**Description of the task**: Omit the pictures, please, and give each record below again exactly.

****

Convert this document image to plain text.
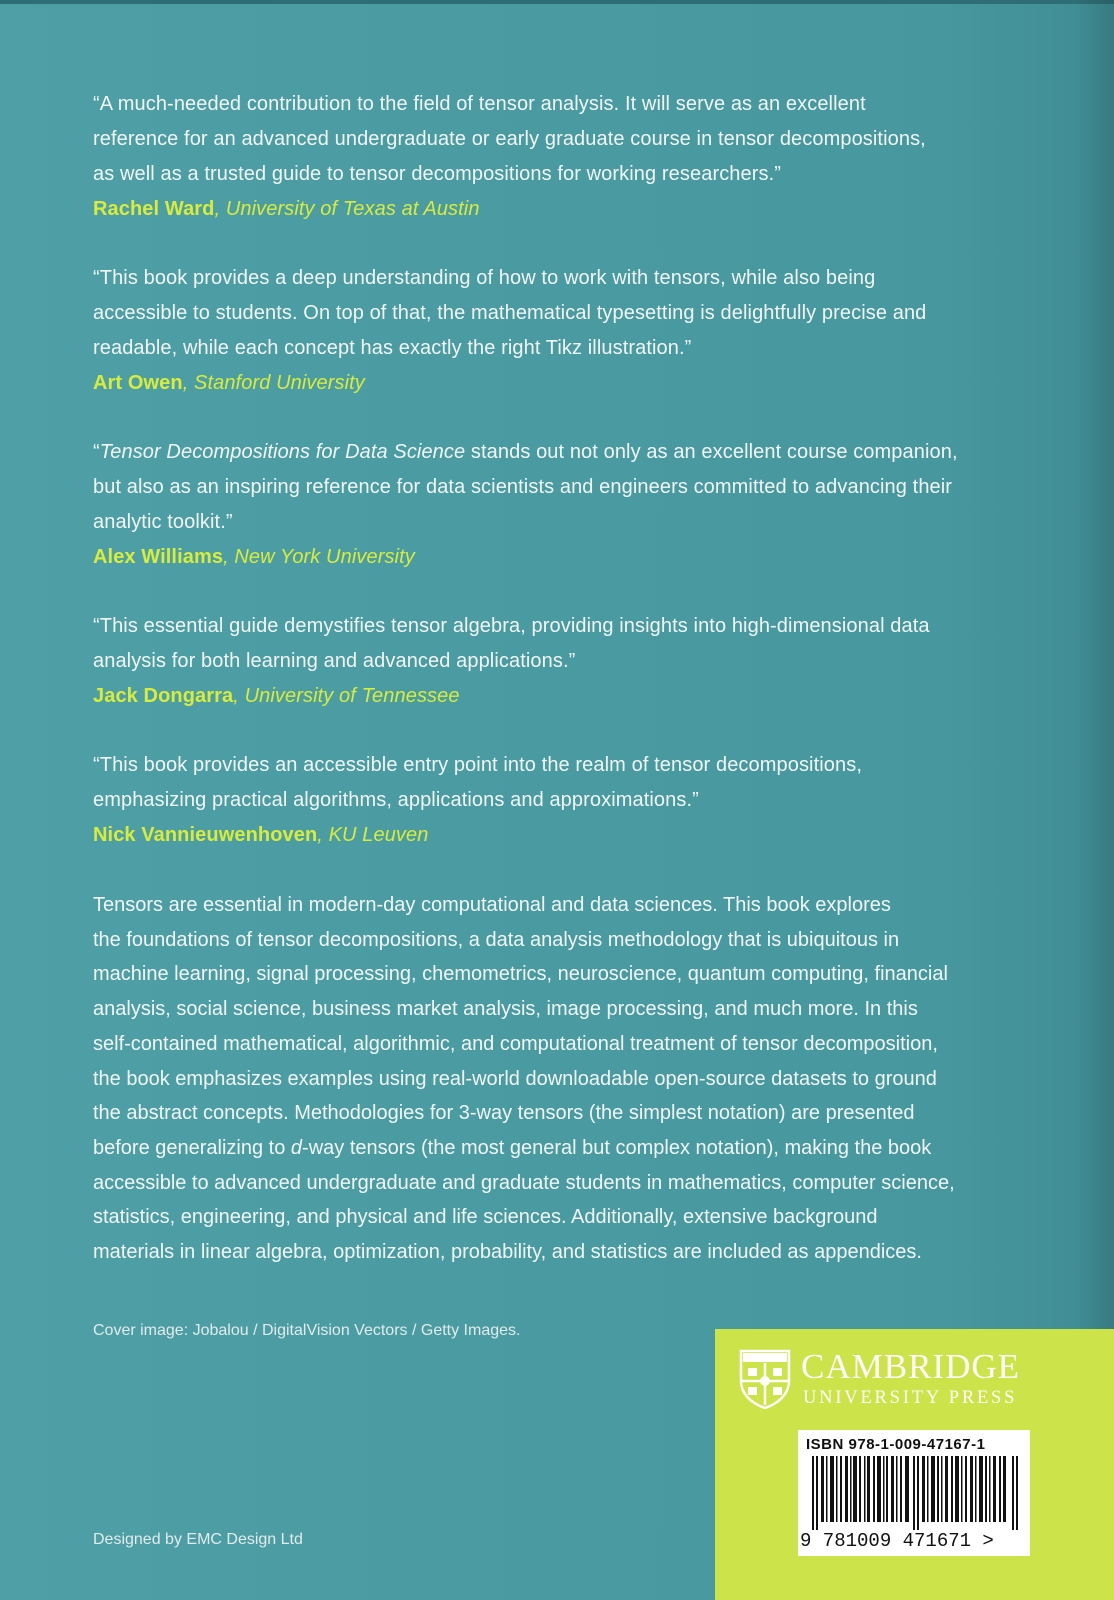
“A much-needed contribution to the field of tensor analysis. It will serve as an excellent

reference for an advanced undergraduate or early graduate course in tensor decompositions,

as well as a trusted guide to tensor decompositions for working researchers.”

Rachel Ward, University of Texas at Austin

“This book provides a deep understanding of how to work with tensors, while also being

accessible to students. On top of that, the mathematical typesetting is delightfully precise and

readable, while each concept has exactly the right Tikz illustration.”

Art Owen, Stanford University

“Tensor Decompositions for Data Science stands out not only as an excellent course companion,

but also as an inspiring reference for data scientists and engineers committed to advancing their

analytic toolkit.”

Alex Williams, New York University

“This essential guide demystifies tensor algebra, providing insights into high-dimensional data

analysis for both learning and advanced applications.”

Jack Dongarra, University of Tennessee

“This book provides an accessible entry point into the realm of tensor decompositions,

emphasizing practical algorithms, applications and approximations.”

Nick Vannieuwenhoven, KU Leuven

Tensors are essential in modern-day computational and data sciences. This book explores

the foundations of tensor decompositions, a data analysis methodology that is ubiquitous in

machine learning, signal processing, chemometrics, neuroscience, quantum computing, financial

analysis, social science, business market analysis, image processing, and much more. In this

self-contained mathematical, algorithmic, and computational treatment of tensor decomposition,

the book emphasizes examples using real-world downloadable open-source datasets to ground

the abstract concepts. Methodologies for 3-way tensors (the simplest notation) are presented

before generalizing to d-way tensors (the most general but complex notation), making the book

accessible to advanced undergraduate and graduate students in mathematics, computer science,

statistics, engineering, and physical and life sciences. Additionally, extensive background

materials in linear algebra, optimization, probability, and statistics are included as appendices.

Cover image: Jobalou / DigitalVision Vectors / Getty Images.
Designed by EMC Design Ltd
CAMBRIDGE
UNIVERSITY PRESS
ISBN 978-1-009-47167-1
9 781009 471671 >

****

**Reply**:
Convert this document image to plain text.
“A much-needed contribution to the field of tensor analysis. It will serve as an excellent

reference for an advanced undergraduate or early graduate course in tensor decompositions,

as well as a trusted guide to tensor decompositions for working researchers.”

Rachel Ward, University of Texas at Austin

“This book provides a deep understanding of how to work with tensors, while also being

accessible to students. On top of that, the mathematical typesetting is delightfully precise and

readable, while each concept has exactly the right Tikz illustration.”

Art Owen, Stanford University

“Tensor Decompositions for Data Science stands out not only as an excellent course companion,

but also as an inspiring reference for data scientists and engineers committed to advancing their

analytic toolkit.”

Alex Williams, New York University

“This essential guide demystifies tensor algebra, providing insights into high-dimensional data

analysis for both learning and advanced applications.”

Jack Dongarra, University of Tennessee

“This book provides an accessible entry point into the realm of tensor decompositions,

emphasizing practical algorithms, applications and approximations.”

Nick Vannieuwenhoven, KU Leuven

Tensors are essential in modern-day computational and data sciences. This book explores

the foundations of tensor decompositions, a data analysis methodology that is ubiquitous in

machine learning, signal processing, chemometrics, neuroscience, quantum computing, financial

analysis, social science, business market analysis, image processing, and much more. In this

self-contained mathematical, algorithmic, and computational treatment of tensor decomposition,

the book emphasizes examples using real-world downloadable open-source datasets to ground

the abstract concepts. Methodologies for 3-way tensors (the simplest notation) are presented

before generalizing to d-way tensors (the most general but complex notation), making the book

accessible to advanced undergraduate and graduate students in mathematics, computer science,

statistics, engineering, and physical and life sciences. Additionally, extensive background

materials in linear algebra, optimization, probability, and statistics are included as appendices.

Cover image: Jobalou / DigitalVision Vectors / Getty Images.
Designed by EMC Design Ltd
CAMBRIDGE
UNIVERSITY PRESS
ISBN 978-1-009-47167-1
9 781009 471671 >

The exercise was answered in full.